**SHORT TASK:**
Count the lines in the records below that contain the word "Ravencoin", and give only that number.

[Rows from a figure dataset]
-.-.-
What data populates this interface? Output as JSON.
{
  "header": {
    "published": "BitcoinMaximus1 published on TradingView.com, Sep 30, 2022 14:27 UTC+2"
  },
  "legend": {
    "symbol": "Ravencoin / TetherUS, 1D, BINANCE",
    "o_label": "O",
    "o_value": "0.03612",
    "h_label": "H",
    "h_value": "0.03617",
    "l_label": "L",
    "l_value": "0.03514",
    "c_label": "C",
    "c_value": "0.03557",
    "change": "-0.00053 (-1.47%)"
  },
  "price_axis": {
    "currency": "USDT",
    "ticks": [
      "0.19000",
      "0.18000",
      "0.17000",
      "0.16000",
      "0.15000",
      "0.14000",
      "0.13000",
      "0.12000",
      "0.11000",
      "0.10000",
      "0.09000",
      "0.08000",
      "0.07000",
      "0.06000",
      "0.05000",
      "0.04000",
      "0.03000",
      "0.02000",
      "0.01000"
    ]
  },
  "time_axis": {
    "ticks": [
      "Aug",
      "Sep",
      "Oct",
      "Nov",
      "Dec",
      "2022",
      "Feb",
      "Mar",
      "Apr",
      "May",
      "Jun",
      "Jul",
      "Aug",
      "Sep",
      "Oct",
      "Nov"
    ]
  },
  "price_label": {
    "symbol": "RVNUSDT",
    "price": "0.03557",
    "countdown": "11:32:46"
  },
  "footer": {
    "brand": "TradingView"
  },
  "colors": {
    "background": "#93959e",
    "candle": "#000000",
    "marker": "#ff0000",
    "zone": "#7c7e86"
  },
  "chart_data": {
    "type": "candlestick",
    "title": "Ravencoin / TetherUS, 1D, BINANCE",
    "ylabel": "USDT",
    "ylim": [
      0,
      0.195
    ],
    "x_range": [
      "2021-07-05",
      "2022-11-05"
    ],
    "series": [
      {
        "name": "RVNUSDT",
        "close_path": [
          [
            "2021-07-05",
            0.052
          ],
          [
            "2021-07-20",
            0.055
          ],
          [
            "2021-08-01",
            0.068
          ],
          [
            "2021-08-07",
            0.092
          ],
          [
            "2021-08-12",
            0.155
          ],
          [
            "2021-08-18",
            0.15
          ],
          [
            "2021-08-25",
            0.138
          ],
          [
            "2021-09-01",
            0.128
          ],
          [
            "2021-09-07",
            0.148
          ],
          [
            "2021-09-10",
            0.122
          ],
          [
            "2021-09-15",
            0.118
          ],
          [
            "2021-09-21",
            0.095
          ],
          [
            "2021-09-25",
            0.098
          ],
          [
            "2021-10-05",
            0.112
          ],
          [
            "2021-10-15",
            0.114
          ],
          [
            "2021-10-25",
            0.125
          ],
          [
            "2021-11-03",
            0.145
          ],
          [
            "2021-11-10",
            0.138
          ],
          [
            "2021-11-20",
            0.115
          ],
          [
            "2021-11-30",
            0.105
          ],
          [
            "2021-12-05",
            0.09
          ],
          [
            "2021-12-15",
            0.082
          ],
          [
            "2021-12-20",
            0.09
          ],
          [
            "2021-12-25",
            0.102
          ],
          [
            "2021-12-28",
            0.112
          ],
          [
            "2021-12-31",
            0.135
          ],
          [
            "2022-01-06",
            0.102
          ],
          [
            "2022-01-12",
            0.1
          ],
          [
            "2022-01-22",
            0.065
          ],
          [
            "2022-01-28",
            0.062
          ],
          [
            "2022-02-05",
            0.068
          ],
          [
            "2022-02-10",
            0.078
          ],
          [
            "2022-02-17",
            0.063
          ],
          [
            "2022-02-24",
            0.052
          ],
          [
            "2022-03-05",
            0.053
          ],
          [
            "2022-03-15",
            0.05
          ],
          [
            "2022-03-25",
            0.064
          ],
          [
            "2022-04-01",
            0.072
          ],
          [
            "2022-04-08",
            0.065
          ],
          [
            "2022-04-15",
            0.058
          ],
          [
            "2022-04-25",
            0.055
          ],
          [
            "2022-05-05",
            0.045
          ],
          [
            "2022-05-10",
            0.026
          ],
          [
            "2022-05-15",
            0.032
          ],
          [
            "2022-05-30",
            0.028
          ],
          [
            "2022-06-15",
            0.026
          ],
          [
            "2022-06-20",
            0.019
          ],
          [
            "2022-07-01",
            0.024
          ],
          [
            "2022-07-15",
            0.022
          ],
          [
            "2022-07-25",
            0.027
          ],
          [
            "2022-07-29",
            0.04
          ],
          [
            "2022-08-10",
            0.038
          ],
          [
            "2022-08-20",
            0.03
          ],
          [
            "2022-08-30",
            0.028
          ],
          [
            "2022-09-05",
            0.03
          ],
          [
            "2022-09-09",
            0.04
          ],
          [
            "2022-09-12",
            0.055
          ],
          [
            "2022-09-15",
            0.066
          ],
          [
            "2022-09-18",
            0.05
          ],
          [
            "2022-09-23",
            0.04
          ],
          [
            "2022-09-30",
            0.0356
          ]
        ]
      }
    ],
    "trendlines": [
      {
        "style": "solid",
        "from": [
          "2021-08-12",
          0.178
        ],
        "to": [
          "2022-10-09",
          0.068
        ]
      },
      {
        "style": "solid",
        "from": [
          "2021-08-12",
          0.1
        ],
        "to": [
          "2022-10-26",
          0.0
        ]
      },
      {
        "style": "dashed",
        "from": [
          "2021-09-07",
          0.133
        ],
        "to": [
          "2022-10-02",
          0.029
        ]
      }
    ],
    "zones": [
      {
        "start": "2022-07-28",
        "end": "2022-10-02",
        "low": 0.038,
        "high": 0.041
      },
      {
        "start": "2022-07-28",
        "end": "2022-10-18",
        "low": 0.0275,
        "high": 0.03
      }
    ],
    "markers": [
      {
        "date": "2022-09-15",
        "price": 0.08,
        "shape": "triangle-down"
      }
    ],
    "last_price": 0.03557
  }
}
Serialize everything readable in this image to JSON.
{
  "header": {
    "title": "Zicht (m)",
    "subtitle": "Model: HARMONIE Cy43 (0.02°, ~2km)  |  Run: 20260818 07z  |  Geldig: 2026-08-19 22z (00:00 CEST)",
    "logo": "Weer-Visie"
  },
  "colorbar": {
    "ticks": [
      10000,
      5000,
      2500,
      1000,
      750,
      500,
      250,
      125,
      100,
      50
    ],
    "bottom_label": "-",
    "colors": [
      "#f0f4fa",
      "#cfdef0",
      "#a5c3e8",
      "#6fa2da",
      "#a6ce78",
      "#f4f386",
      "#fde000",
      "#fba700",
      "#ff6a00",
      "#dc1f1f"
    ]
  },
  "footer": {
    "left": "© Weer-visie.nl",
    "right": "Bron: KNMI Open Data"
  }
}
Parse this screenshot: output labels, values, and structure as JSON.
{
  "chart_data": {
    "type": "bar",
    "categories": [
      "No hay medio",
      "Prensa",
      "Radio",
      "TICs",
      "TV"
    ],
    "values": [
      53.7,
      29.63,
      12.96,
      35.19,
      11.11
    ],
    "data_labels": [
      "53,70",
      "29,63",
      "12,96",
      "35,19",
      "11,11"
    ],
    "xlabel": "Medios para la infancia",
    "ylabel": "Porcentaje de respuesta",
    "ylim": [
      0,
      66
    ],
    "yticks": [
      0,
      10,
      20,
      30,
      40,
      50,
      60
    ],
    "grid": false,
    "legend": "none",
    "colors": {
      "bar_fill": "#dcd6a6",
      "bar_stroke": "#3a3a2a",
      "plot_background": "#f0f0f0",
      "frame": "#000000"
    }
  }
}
-.-.-
**RIGHT ANSWER:**
2